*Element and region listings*

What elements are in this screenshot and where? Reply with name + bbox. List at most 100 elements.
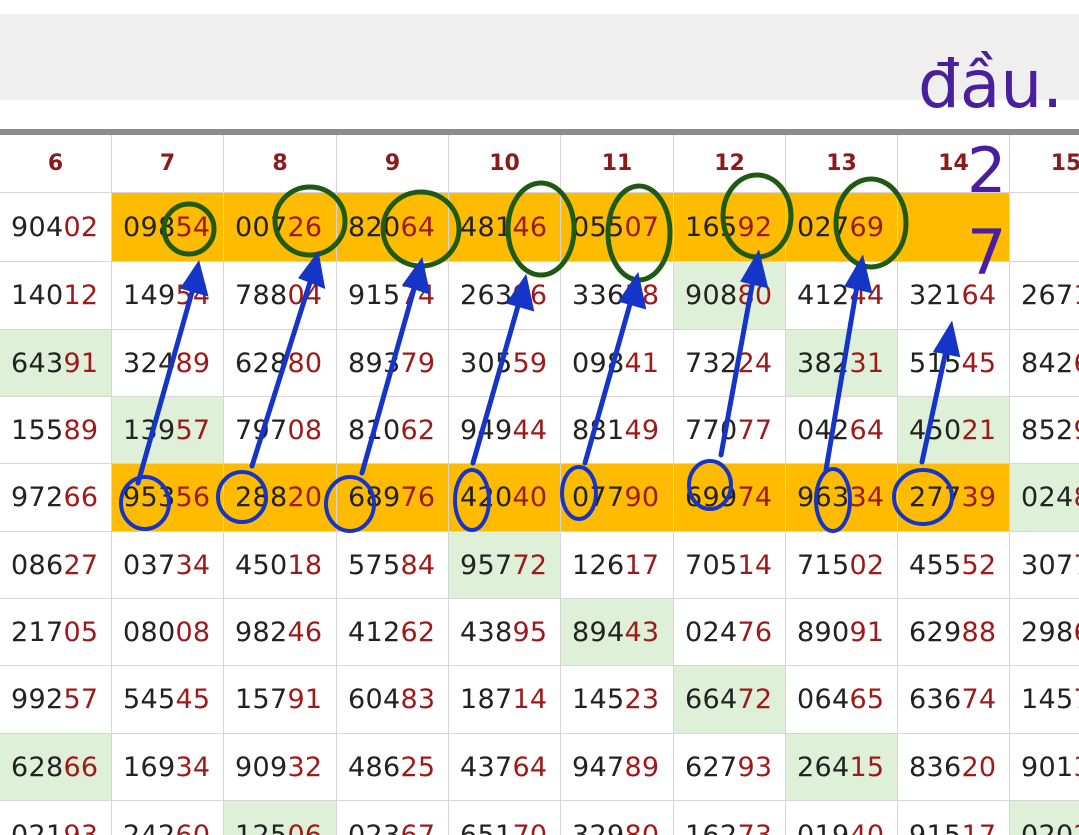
- cell-prefix: 288: [235, 482, 288, 513]
- cell-suffix: 34: [175, 549, 211, 581]
- table-cell: 575 84: [337, 532, 449, 599]
- cell-suffix: 70: [512, 819, 548, 835]
- table-cell: 699 74: [674, 464, 786, 532]
- cell-suffix: 93: [63, 819, 99, 835]
- cell-suffix: 56: [175, 482, 211, 513]
- cell-prefix: 836: [909, 751, 962, 783]
- cell-prefix: 077: [572, 482, 625, 513]
- table-cell: 023 67: [337, 801, 449, 835]
- cell-suffix: 05: [63, 616, 99, 648]
- cell-prefix: 064: [797, 684, 850, 715]
- cell-suffix: 20: [961, 751, 997, 783]
- column-header: 15: [1010, 135, 1079, 193]
- table-cell: 628 66: [0, 734, 112, 801]
- table-cell: 947 89: [561, 734, 674, 801]
- table-cell: 836 20: [898, 734, 1010, 801]
- cell-prefix: 842: [1021, 347, 1074, 379]
- cell-suffix: 21: [961, 414, 997, 446]
- table-cell: 515 45: [898, 330, 1010, 397]
- annotation-heading: đầu.: [918, 46, 1064, 123]
- cell-suffix: 9: [1073, 417, 1079, 444]
- table-cell: 187 14: [449, 666, 561, 734]
- cell-suffix: 39: [961, 482, 997, 513]
- cell-suffix: 65: [849, 684, 885, 715]
- table-cell: 972 66: [0, 464, 112, 532]
- column-header: 7: [112, 135, 224, 193]
- cell-suffix: 3: [1073, 754, 1079, 781]
- cell-prefix: 628: [235, 347, 288, 379]
- cell-prefix: 972: [11, 482, 64, 513]
- table-cell: 629 88: [898, 599, 1010, 666]
- column-header: 11: [561, 135, 674, 193]
- cell-prefix: 689: [348, 482, 401, 513]
- cell-prefix: 042: [797, 414, 850, 446]
- cell-prefix: 852: [1021, 414, 1074, 446]
- table-cell: 909 32: [224, 734, 337, 801]
- table-cell: 8426: [1010, 330, 1079, 397]
- cell-suffix: 91: [849, 616, 885, 648]
- cell-prefix: 770: [685, 414, 738, 446]
- table-cell: 437 64: [449, 734, 561, 801]
- cell-prefix: 732: [685, 347, 738, 379]
- cell-prefix: 125: [235, 819, 288, 835]
- column-header: 8: [224, 135, 337, 193]
- table-cell: 140 12: [0, 262, 112, 330]
- table-cell: 098 54: [112, 193, 224, 262]
- cell-suffix: 34: [175, 751, 211, 783]
- table-cell: 1457: [1010, 666, 1079, 734]
- table-cell: 412 62: [337, 599, 449, 666]
- cell-prefix: 055: [572, 211, 625, 243]
- cell-suffix: 41: [624, 347, 660, 379]
- cell-prefix: 019: [797, 819, 850, 835]
- cell-suffix: 60: [175, 819, 211, 835]
- cell-prefix: 949: [460, 414, 513, 446]
- table-cell: 149 54: [112, 262, 224, 330]
- cell-suffix: 6: [1073, 350, 1079, 377]
- table-cell: 420 40: [449, 464, 561, 532]
- cell-suffix: 12: [63, 280, 99, 311]
- cell-suffix: 27: [63, 549, 99, 581]
- table-cell: 893 79: [337, 330, 449, 397]
- cell-prefix: 455: [909, 549, 962, 581]
- cell-suffix: 57: [63, 684, 99, 715]
- table-cell: 982 46: [224, 599, 337, 666]
- cell-prefix: 450: [235, 549, 288, 581]
- table-cell: 915 17: [898, 801, 1010, 835]
- cell-suffix: 91: [287, 684, 323, 715]
- cell-suffix: 72: [737, 684, 773, 715]
- table-cell: 820 64: [337, 193, 449, 262]
- cell-suffix: 08: [175, 616, 211, 648]
- cell-prefix: 149: [123, 280, 176, 311]
- table-cell: 953 56: [112, 464, 224, 532]
- table-cell: 890 91: [786, 599, 898, 666]
- cell-suffix: 46: [512, 211, 548, 243]
- cell-prefix: 098: [572, 347, 625, 379]
- cell-prefix: 788: [235, 280, 288, 311]
- table-cell: 915 74: [337, 262, 449, 330]
- cell-prefix: 305: [460, 347, 513, 379]
- cell-prefix: 027: [797, 211, 850, 243]
- table-cell: 0248: [1010, 464, 1079, 532]
- table-cell: 904 02: [0, 193, 112, 262]
- table-cell: 125 06: [224, 801, 337, 835]
- cell-suffix: 57: [175, 414, 211, 446]
- cell-suffix: 80: [737, 280, 773, 311]
- cell-suffix: 52: [961, 549, 997, 581]
- annotation-digit-bottom: 7: [967, 216, 1007, 289]
- table-cell: 643 91: [0, 330, 112, 397]
- table-cell: 021 93: [0, 801, 112, 835]
- cell-prefix: 963: [797, 482, 850, 513]
- cell-suffix: 79: [400, 347, 436, 379]
- table-cell: 169 34: [112, 734, 224, 801]
- table-cell: 3077: [1010, 532, 1079, 599]
- cell-suffix: 54: [175, 211, 211, 243]
- table-cell: 627 93: [674, 734, 786, 801]
- cell-prefix: 217: [11, 616, 64, 648]
- cell-suffix: 26: [287, 211, 323, 243]
- table-cell: 086 27: [0, 532, 112, 599]
- cell-prefix: 437: [460, 751, 513, 783]
- table-cell: 162 73: [674, 801, 786, 835]
- cell-prefix: 145: [1021, 684, 1074, 715]
- cell-prefix: 947: [572, 751, 625, 783]
- table-cell: 636 74: [898, 666, 1010, 734]
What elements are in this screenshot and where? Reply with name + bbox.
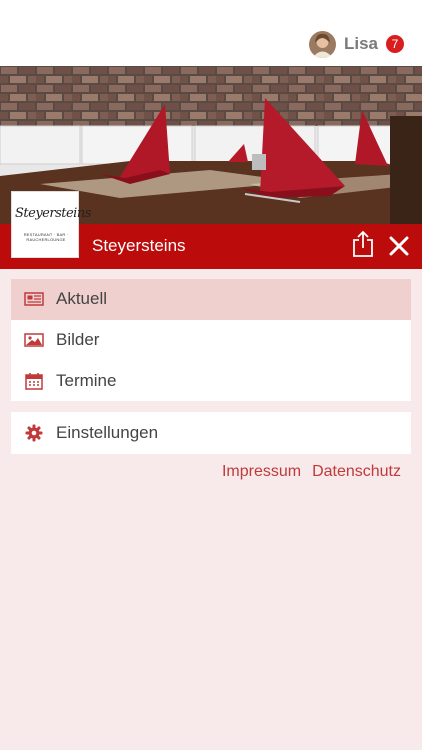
close-icon[interactable] [387,234,411,258]
notification-badge: 7 [386,35,404,53]
main-menu: Aktuell Bilder Termine [11,279,411,402]
logo-subtitle: RESTAURANT · BAR · RAUCHERLOUNGE [23,232,69,242]
calendar-icon [24,371,44,391]
menu-item-label: Einstellungen [56,423,159,442]
menu-item-aktuell[interactable]: Aktuell [11,279,411,320]
venue-name: Steyersteins [92,236,186,255]
menu-item-bilder[interactable]: Bilder [11,320,411,361]
share-icon[interactable] [352,230,374,258]
gear-icon [24,423,44,443]
menu-item-label: Aktuell [56,289,108,309]
user-profile[interactable]: Lisa 7 [308,29,404,59]
menu-item-label: Termine [56,370,117,390]
menu-item-label: Bilder [56,330,100,350]
image-icon [24,330,44,350]
logo-wordmark: Steyersteins [15,206,91,221]
username: Lisa [343,34,378,53]
avatar[interactable] [308,30,336,58]
newspaper-icon [24,289,44,309]
menu-item-einstellungen[interactable]: Einstellungen [11,412,411,454]
menu-item-termine[interactable]: Termine [11,360,411,401]
footer-links: Impressum Datenschutz [222,463,401,481]
venue-logo: Steyersteins RESTAURANT · BAR · RAUCHERL… [11,191,91,258]
impressum-link[interactable]: Impressum [222,463,301,481]
settings-menu: Einstellungen [11,412,411,454]
top-bar: Lisa 7 [0,0,422,66]
datenschutz-link[interactable]: Datenschutz [312,463,401,481]
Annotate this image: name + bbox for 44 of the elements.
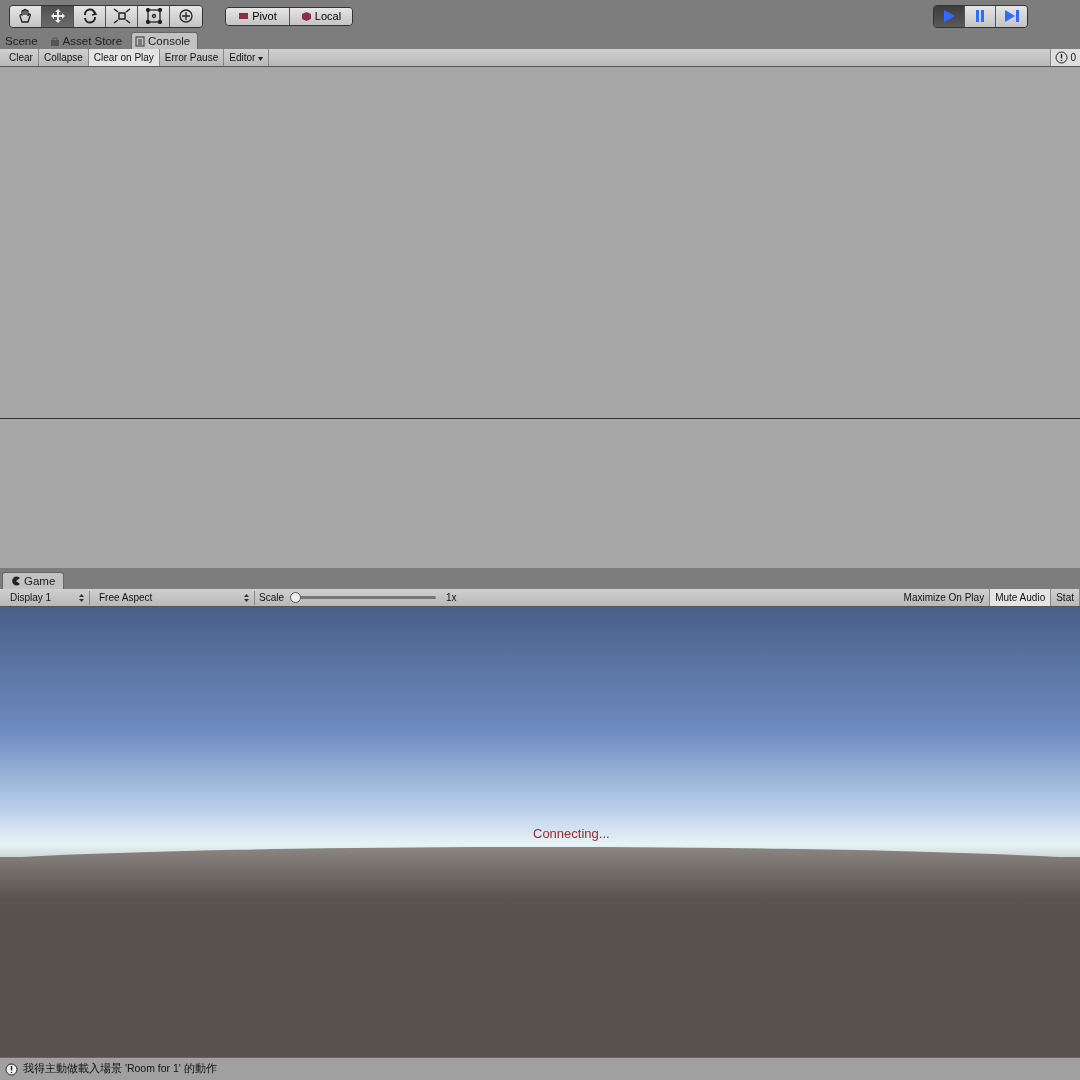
rotate-tool-button[interactable]	[74, 5, 106, 27]
info-icon	[5, 1062, 18, 1076]
transform-tool-button[interactable]	[170, 5, 202, 27]
scale-label: Scale	[259, 592, 284, 603]
panel-tab[interactable]: Scene	[2, 33, 45, 49]
console-toolbar-button[interactable]: Collapse	[38, 49, 89, 66]
console-toolbar-button[interactable]: Clear	[4, 49, 39, 66]
editor-dropdown[interactable]: Editor	[224, 49, 270, 66]
warning-icon	[1055, 51, 1069, 64]
pause-button[interactable]	[965, 5, 996, 27]
play-icon	[941, 9, 957, 23]
updown-arrows-icon	[79, 593, 84, 602]
scale-tool-button[interactable]	[106, 5, 138, 27]
error-count-toggle[interactable]: 0	[1050, 49, 1080, 66]
shopping-bag-icon	[49, 35, 60, 47]
caret-icon	[258, 57, 264, 61]
panel-tab[interactable]: Asset Store	[46, 33, 130, 49]
game-tab[interactable]: Game	[2, 572, 65, 589]
console-toolbar-button[interactable]: Clear on Play	[88, 49, 160, 66]
cube-icon	[300, 11, 312, 21]
local-button[interactable]: Local	[290, 7, 352, 25]
connecting-message: Connecting...	[533, 826, 610, 841]
step-icon	[1003, 9, 1020, 23]
panel-tab[interactable]: Console	[131, 32, 199, 49]
pivot-icon	[238, 11, 250, 21]
transform-icon	[177, 8, 195, 24]
aspect-dropdown[interactable]: Free Aspect	[94, 590, 255, 605]
move-tool-button[interactable]	[42, 5, 74, 27]
updown-arrows-icon	[244, 593, 249, 602]
slider-thumb[interactable]	[290, 592, 301, 603]
console-toolbar-button[interactable]: Error Pause	[159, 49, 225, 66]
pivot-button[interactable]: Pivot	[226, 7, 290, 25]
rect-tool-button[interactable]	[138, 5, 170, 27]
scale-icon	[112, 8, 131, 24]
scale-reading: 1x	[446, 592, 457, 603]
step-button[interactable]	[996, 5, 1027, 27]
display-dropdown[interactable]: Display 1	[5, 590, 90, 605]
game-toolbar-toggle[interactable]: Mute Audio	[990, 589, 1052, 606]
hand-tool-button[interactable]	[10, 5, 42, 27]
rect-tool-icon	[144, 8, 163, 24]
status-message: 我得主動做載入場景 'Room for 1' 的動作	[23, 1062, 217, 1076]
document-icon	[135, 35, 146, 47]
game-toolbar-toggle[interactable]: Stat	[1051, 589, 1080, 606]
pacman-icon	[11, 576, 21, 586]
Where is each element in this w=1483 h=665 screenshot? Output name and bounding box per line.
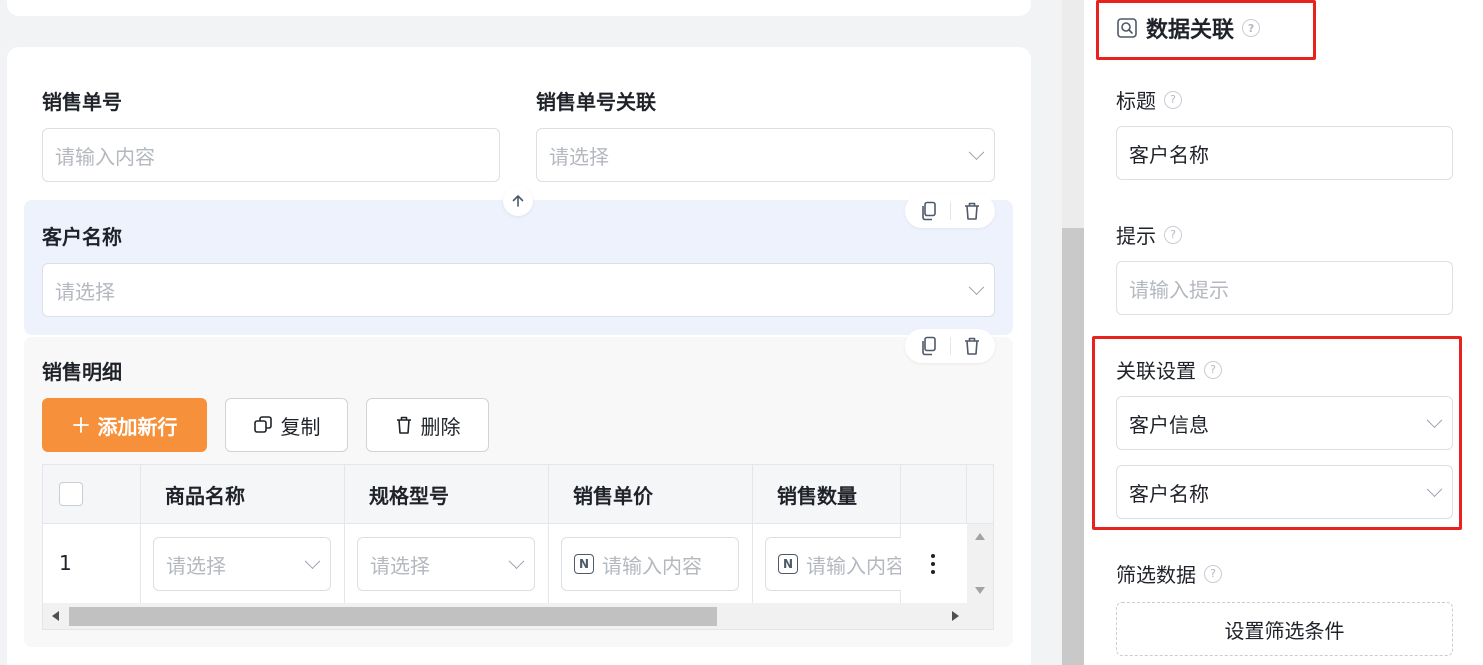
toolbar-divider xyxy=(949,202,951,220)
sales-no-link-label: 销售单号关联 xyxy=(536,90,656,114)
quantity-input[interactable]: N 请输入内容 xyxy=(765,537,901,591)
table-header: 商品名称 规格型号 销售单价 销售数量 xyxy=(43,465,993,524)
cell-placeholder: 请选择 xyxy=(166,553,226,578)
table-vertical-scrollbar[interactable] xyxy=(967,524,993,603)
hint-input[interactable]: 请输入提示 xyxy=(1116,261,1453,315)
sales-no-link-placeholder: 请选择 xyxy=(549,144,609,169)
set-filter-label: 设置筛选条件 xyxy=(1224,618,1345,643)
more-vertical-icon xyxy=(931,554,935,574)
filter-data-label: 筛选数据 ? xyxy=(1116,559,1222,588)
cell-placeholder: 请输入内容 xyxy=(602,553,702,578)
table-horizontal-scrollbar[interactable] xyxy=(43,603,993,629)
row-more-button[interactable] xyxy=(923,550,943,578)
sales-no-label: 销售单号 xyxy=(42,90,122,114)
scrollbar-thumb[interactable] xyxy=(1062,228,1084,665)
toolbar-divider xyxy=(949,337,951,355)
scroll-down-arrow[interactable] xyxy=(975,587,985,594)
delete-field-button[interactable] xyxy=(962,201,982,221)
delete-row-label: 删除 xyxy=(420,414,461,439)
help-icon[interactable]: ? xyxy=(1164,225,1182,244)
copy-row-label: 复制 xyxy=(280,414,321,439)
copy-row-button[interactable]: 复制 xyxy=(225,398,348,452)
column-divider xyxy=(140,524,141,603)
sales-no-link-select[interactable]: 请选择 xyxy=(536,128,995,182)
unit-price-input[interactable]: N 请输入内容 xyxy=(561,537,739,591)
trash-icon xyxy=(396,416,411,434)
plus-icon xyxy=(72,417,89,433)
trash-icon xyxy=(964,337,979,355)
scrollbar-thumb[interactable] xyxy=(69,607,717,626)
column-divider xyxy=(752,524,753,603)
help-icon[interactable]: ? xyxy=(1164,90,1182,109)
sales-no-input[interactable]: 请输入内容 xyxy=(42,128,500,182)
copy-icon xyxy=(253,416,272,433)
scroll-right-arrow[interactable] xyxy=(952,611,959,621)
customer-name-select[interactable]: 请选择 xyxy=(42,263,995,317)
column-header: 销售数量 xyxy=(753,465,901,524)
customer-name-placeholder: 请选择 xyxy=(55,279,115,304)
delete-subtable-button[interactable] xyxy=(962,336,982,356)
set-filter-button[interactable]: 设置筛选条件 xyxy=(1116,602,1453,656)
move-up-button[interactable] xyxy=(503,186,533,216)
field-toolbar xyxy=(905,194,995,228)
trash-icon xyxy=(964,202,979,220)
chevron-down-icon xyxy=(508,553,525,570)
spec-model-select[interactable]: 请选择 xyxy=(357,537,535,591)
column-header: 商品名称 xyxy=(141,465,345,524)
column-divider xyxy=(344,524,345,603)
sales-detail-table: 商品名称 规格型号 销售单价 销售数量 1 请选择 请选择 N 请输入内容 N … xyxy=(42,464,994,630)
title-input[interactable]: 客户名称 xyxy=(1116,126,1453,180)
cell-placeholder: 请输入内容 xyxy=(806,553,901,578)
select-all-cell xyxy=(43,465,141,524)
chevron-down-icon xyxy=(968,279,985,296)
hint-setting-text: 提示 xyxy=(1116,224,1156,248)
title-setting-label: 标题 ? xyxy=(1116,85,1182,114)
copy-subtable-button[interactable] xyxy=(919,336,939,356)
add-row-button[interactable]: 添加新行 xyxy=(42,398,207,452)
cell-placeholder: 请选择 xyxy=(370,553,430,578)
add-row-label: 添加新行 xyxy=(97,414,178,439)
title-input-value: 客户名称 xyxy=(1129,142,1209,167)
column-header: 销售单价 xyxy=(549,465,753,524)
select-all-checkbox[interactable] xyxy=(59,482,83,506)
hint-setting-label: 提示 ? xyxy=(1116,220,1182,249)
title-setting-text: 标题 xyxy=(1116,89,1156,113)
number-field-icon: N xyxy=(574,554,594,574)
scroll-up-arrow[interactable] xyxy=(975,533,985,540)
product-name-select[interactable]: 请选择 xyxy=(153,537,331,591)
actions-header xyxy=(901,465,967,524)
previous-card xyxy=(7,0,1031,16)
copy-icon xyxy=(921,336,936,356)
sales-no-placeholder: 请输入内容 xyxy=(55,144,155,169)
highlight-box-link-settings xyxy=(1092,336,1462,530)
delete-row-button[interactable]: 删除 xyxy=(366,398,489,452)
copy-field-button[interactable] xyxy=(919,201,939,221)
copy-icon xyxy=(921,201,936,221)
scroll-left-arrow[interactable] xyxy=(52,611,59,621)
customer-name-label: 客户名称 xyxy=(42,225,122,249)
row-index: 1 xyxy=(59,551,72,575)
help-icon[interactable]: ? xyxy=(1204,564,1222,583)
subtable-toolbar xyxy=(905,329,995,363)
canvas-scrollbar[interactable] xyxy=(1062,0,1084,665)
arrow-up-icon xyxy=(512,195,524,207)
number-field-icon: N xyxy=(778,554,798,574)
filter-data-text: 筛选数据 xyxy=(1116,563,1196,587)
sales-detail-label: 销售明细 xyxy=(42,360,122,384)
highlight-box-title xyxy=(1096,0,1316,60)
hint-input-placeholder: 请输入提示 xyxy=(1129,277,1229,302)
chevron-down-icon xyxy=(968,144,985,161)
column-header: 规格型号 xyxy=(345,465,549,524)
column-divider xyxy=(548,524,549,603)
chevron-down-icon xyxy=(304,553,321,570)
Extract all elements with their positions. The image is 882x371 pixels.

*Task objective*
Count the lines in the items above that contain the string "screenshot" with matching case. Reply with the number only.

*Answer in full*
3